(Set problem): Exclude images, then output the remaining data verbatim.

(Dataset):
***

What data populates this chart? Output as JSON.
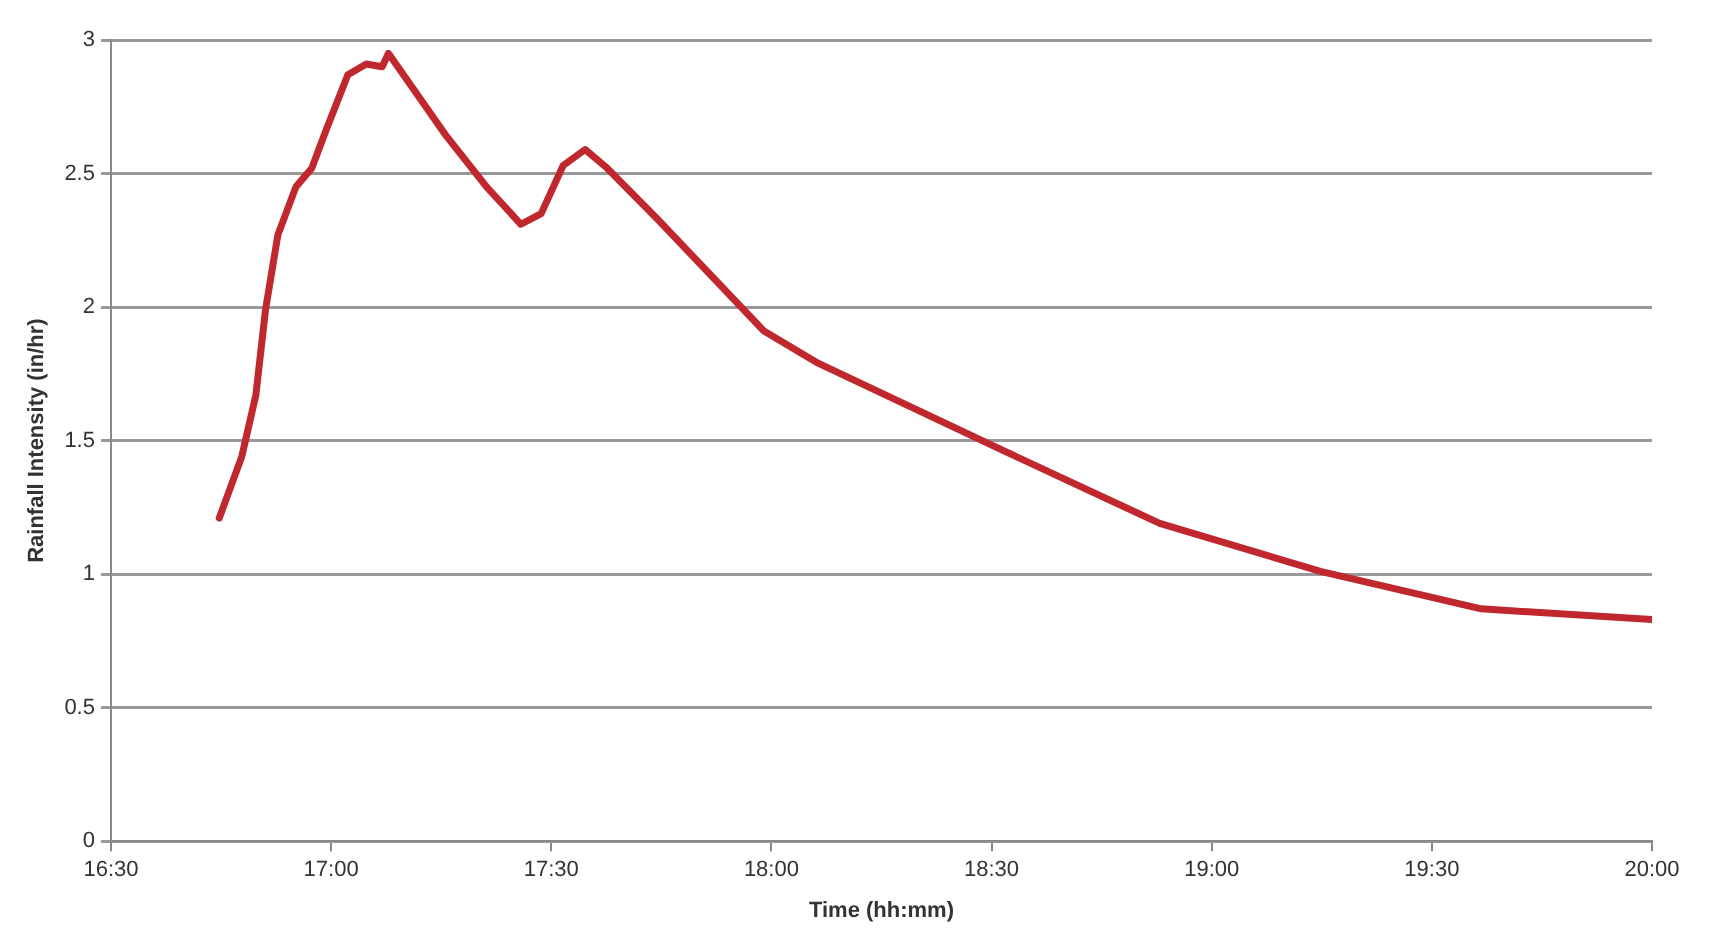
{
  "chart_data": {
    "type": "line",
    "xlabel": "Time (hh:mm)",
    "ylabel": "Rainfall Intensity (in/hr)",
    "series": [
      {
        "color": "#c0282e",
        "x": [
          16.746,
          16.797,
          16.829,
          16.851,
          16.879,
          16.92,
          16.956,
          16.988,
          17.038,
          17.08,
          17.116,
          17.13,
          17.262,
          17.353,
          17.431,
          17.477,
          17.527,
          17.577,
          17.627,
          17.741,
          17.983,
          18.106,
          18.504,
          18.882,
          19.247,
          19.612,
          20.0
        ],
        "values": [
          1.21,
          1.44,
          1.67,
          1.99,
          2.27,
          2.45,
          2.52,
          2.66,
          2.87,
          2.91,
          2.9,
          2.95,
          2.64,
          2.45,
          2.31,
          2.35,
          2.53,
          2.59,
          2.52,
          2.33,
          1.91,
          1.79,
          1.48,
          1.19,
          1.01,
          0.87,
          0.83
        ]
      }
    ],
    "xlim": [
      16.5,
      20
    ],
    "xticks": [
      {
        "value": 16.5,
        "label": "16:30"
      },
      {
        "value": 17,
        "label": "17:00"
      },
      {
        "value": 17.5,
        "label": "17:30"
      },
      {
        "value": 18,
        "label": "18:00"
      },
      {
        "value": 18.5,
        "label": "18:30"
      },
      {
        "value": 19,
        "label": "19:00"
      },
      {
        "value": 19.5,
        "label": "19:30"
      },
      {
        "value": 20,
        "label": "20:00"
      }
    ],
    "ylim": [
      0,
      3
    ],
    "yticks": [
      0,
      0.5,
      1,
      1.5,
      2,
      2.5,
      3
    ],
    "grid": "y",
    "legend": false,
    "marker": "none",
    "line_style": "solid"
  }
}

***

(Written answer):
What data populates this chart? Output as JSON.
{
  "chart_data": {
    "type": "line",
    "xlabel": "Time (hh:mm)",
    "ylabel": "Rainfall Intensity (in/hr)",
    "series": [
      {
        "color": "#c0282e",
        "x": [
          16.746,
          16.797,
          16.829,
          16.851,
          16.879,
          16.92,
          16.956,
          16.988,
          17.038,
          17.08,
          17.116,
          17.13,
          17.262,
          17.353,
          17.431,
          17.477,
          17.527,
          17.577,
          17.627,
          17.741,
          17.983,
          18.106,
          18.504,
          18.882,
          19.247,
          19.612,
          20.0
        ],
        "values": [
          1.21,
          1.44,
          1.67,
          1.99,
          2.27,
          2.45,
          2.52,
          2.66,
          2.87,
          2.91,
          2.9,
          2.95,
          2.64,
          2.45,
          2.31,
          2.35,
          2.53,
          2.59,
          2.52,
          2.33,
          1.91,
          1.79,
          1.48,
          1.19,
          1.01,
          0.87,
          0.83
        ]
      }
    ],
    "xlim": [
      16.5,
      20
    ],
    "xticks": [
      {
        "value": 16.5,
        "label": "16:30"
      },
      {
        "value": 17,
        "label": "17:00"
      },
      {
        "value": 17.5,
        "label": "17:30"
      },
      {
        "value": 18,
        "label": "18:00"
      },
      {
        "value": 18.5,
        "label": "18:30"
      },
      {
        "value": 19,
        "label": "19:00"
      },
      {
        "value": 19.5,
        "label": "19:30"
      },
      {
        "value": 20,
        "label": "20:00"
      }
    ],
    "ylim": [
      0,
      3
    ],
    "yticks": [
      0,
      0.5,
      1,
      1.5,
      2,
      2.5,
      3
    ],
    "grid": "y",
    "legend": false,
    "marker": "none",
    "line_style": "solid"
  }
}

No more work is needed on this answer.